Gather, from the listing beneath this task, every line holding the string "confine".

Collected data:

--------------------------------

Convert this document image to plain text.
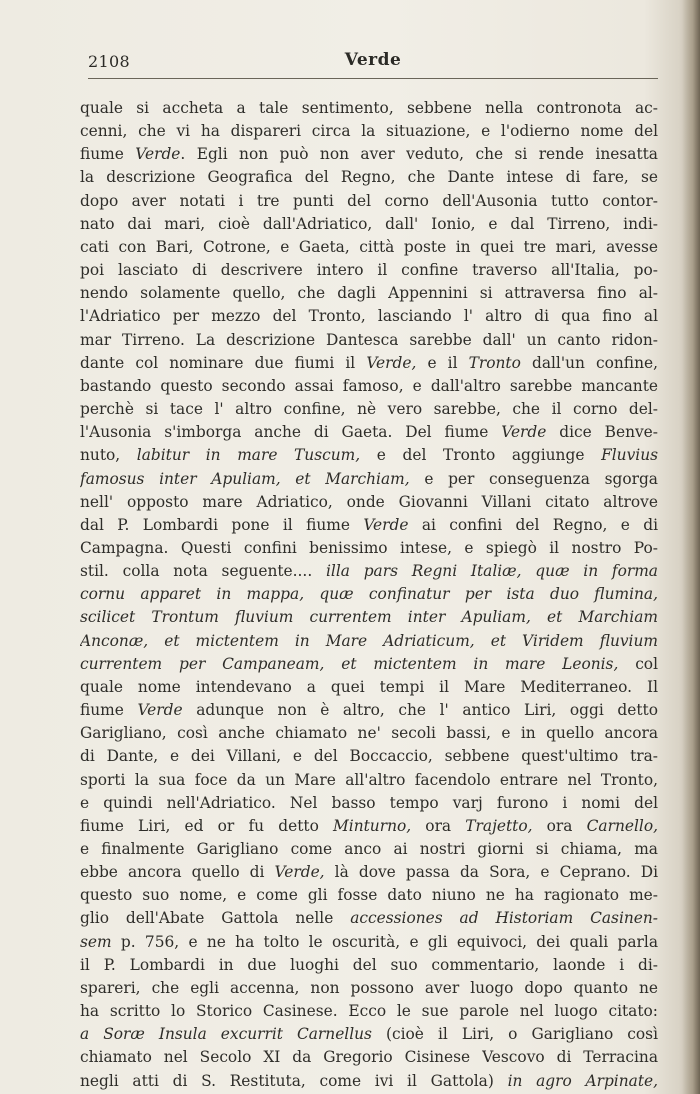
2108	Verde
quale si accheta a tale sentimento, sebbene nella contronota ac-
cenni, che vi ha dispareri circa la situazione, e l'odierno nome del
fiume Verde. Egli non può non aver veduto, che si rende inesatta
la descrizione Geografica del Regno, che Dante intese di fare, se
dopo aver notati i tre punti del corno dell'Ausonia tutto contor-
nato dai mari, cioè dall'Adriatico, dall' Ionio, e dal Tirreno, indi-
cati con Bari, Cotrone, e Gaeta, città poste in quei tre mari, avesse
poi lasciato di descrivere intero il confine traverso all'Italia, po-
nendo solamente quello, che dagli Appennini si attraversa fino al-
l'Adriatico per mezzo del Tronto, lasciando l' altro di qua fino al
mar Tirreno. La descrizione Dantesca sarebbe dall' un canto ridon-
dante col nominare due fiumi il Verde, e il Tronto dall'un confine,
bastando questo secondo assai famoso, e dall'altro sarebbe mancante
perchè si tace l' altro confine, nè vero sarebbe, che il corno del-
l'Ausonia s'imborga anche di Gaeta. Del fiume Verde dice Benve-
nuto, labitur in mare Tuscum, e del Tronto aggiunge Fluvius
famosus inter Apuliam, et Marchiam, e per conseguenza sgorga
nell' opposto mare Adriatico, onde Giovanni Villani citato altrove
dal P. Lombardi pone il fiume Verde ai confini del Regno, e di
Campagna. Questi confini benissimo intese, e spiegò il nostro Po-
stil. colla nota seguente.... illa pars Regni Italiæ, quæ in forma
cornu apparet in mappa, quæ confinatur per ista duo flumina,
scilicet Trontum fluvium currentem inter Apuliam, et Marchiam
Anconæ, et mictentem in Mare Adriaticum, et Viridem fluvium
currentem per Campaneam, et mictentem in mare Leonis, col
quale nome intendevano a quei tempi il Mare Mediterraneo. Il
fiume Verde adunque non è altro, che l' antico Liri, oggi detto
Garigliano, così anche chiamato ne' secoli bassi, e in quello ancora
di Dante, e dei Villani, e del Boccaccio, sebbene quest'ultimo tra-
sporti la sua foce da un Mare all'altro facendolo entrare nel Tronto,
e quindi nell'Adriatico. Nel basso tempo varj furono i nomi del
fiume Liri, ed or fu detto Minturno, ora Trajetto, ora Carnello,
e finalmente Garigliano come anco ai nostri giorni si chiama, ma
ebbe ancora quello di Verde, là dove passa da Sora, e Ceprano. Di
questo suo nome, e come gli fosse dato niuno ne ha ragionato me-
glio dell'Abate Gattola nelle accessiones ad Historiam Casinen-
sem p. 756, e ne ha tolto le oscurità, e gli equivoci, dei quali parla
il P. Lombardi in due luoghi del suo commentario, laonde i di-
spareri, che egli accenna, non possono aver luogo dopo quanto ne
ha scritto lo Storico Casinese. Ecco le sue parole nel luogo citato:
a Soræ Insula excurrit Carnellus (cioè il Liri, o Garigliano così
chiamato nel Secolo XI da Gregorio Cisinese Vescovo di Terracina
negli atti di S. Restituta, come ivi il Gattola) in agro Arpinate,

--------------------------------

● **In response**
poi lasciato di descrivere intero il confine traverso all'Italia, po-
dante col nominare due fiumi il Verde, e il Tronto dall'un confine,
perchè si tace l' altro confine, nè vero sarebbe, che il corno del-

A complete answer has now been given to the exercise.